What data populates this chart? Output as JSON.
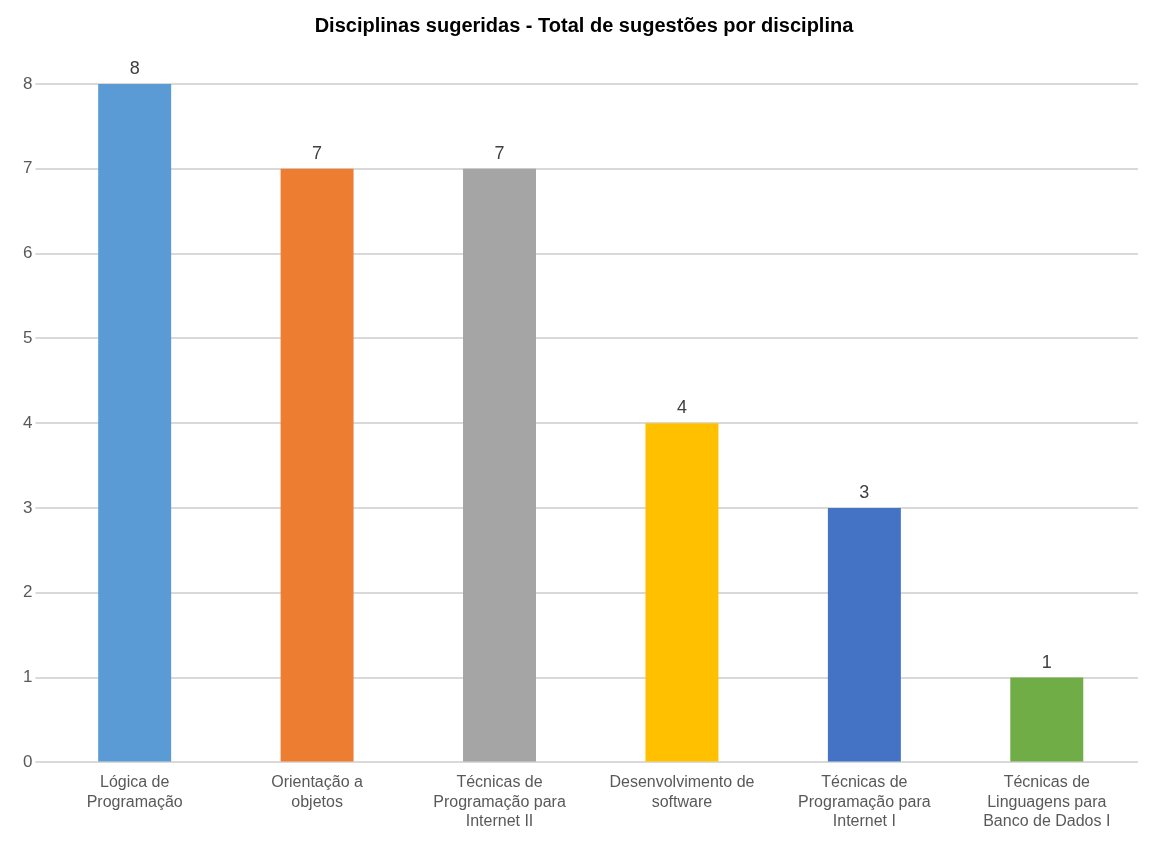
{
  "chart_data": {
    "type": "bar",
    "title": "Disciplinas sugeridas - Total de sugestões por disciplina",
    "categories": [
      "Lógica de Programação",
      "Orientação a objetos",
      "Técnicas de Programação para Internet II",
      "Desenvolvimento de software",
      "Técnicas de Programação para Internet I",
      "Técnicas de Linguagens para Banco de Dados I"
    ],
    "values": [
      8,
      7,
      7,
      4,
      3,
      1
    ],
    "colors": [
      "#5b9bd5",
      "#ed7d31",
      "#a5a5a5",
      "#ffc000",
      "#4472c4",
      "#70ad47"
    ],
    "ylim": [
      0,
      8
    ],
    "yticks": [
      0,
      1,
      2,
      3,
      4,
      5,
      6,
      7,
      8
    ],
    "grid": "y",
    "data_labels": true,
    "legend": false
  }
}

=-=-=-=-=

**STATED TASK:**
Go through the listing above and quote it exactly, apart from its images.

**EXERCISE RESULT:**
What data populates this chart? Output as JSON.
{
  "chart_data": {
    "type": "bar",
    "title": "Disciplinas sugeridas - Total de sugestões por disciplina",
    "categories": [
      "Lógica de Programação",
      "Orientação a objetos",
      "Técnicas de Programação para Internet II",
      "Desenvolvimento de software",
      "Técnicas de Programação para Internet I",
      "Técnicas de Linguagens para Banco de Dados I"
    ],
    "values": [
      8,
      7,
      7,
      4,
      3,
      1
    ],
    "colors": [
      "#5b9bd5",
      "#ed7d31",
      "#a5a5a5",
      "#ffc000",
      "#4472c4",
      "#70ad47"
    ],
    "ylim": [
      0,
      8
    ],
    "yticks": [
      0,
      1,
      2,
      3,
      4,
      5,
      6,
      7,
      8
    ],
    "grid": "y",
    "data_labels": true,
    "legend": false
  }
}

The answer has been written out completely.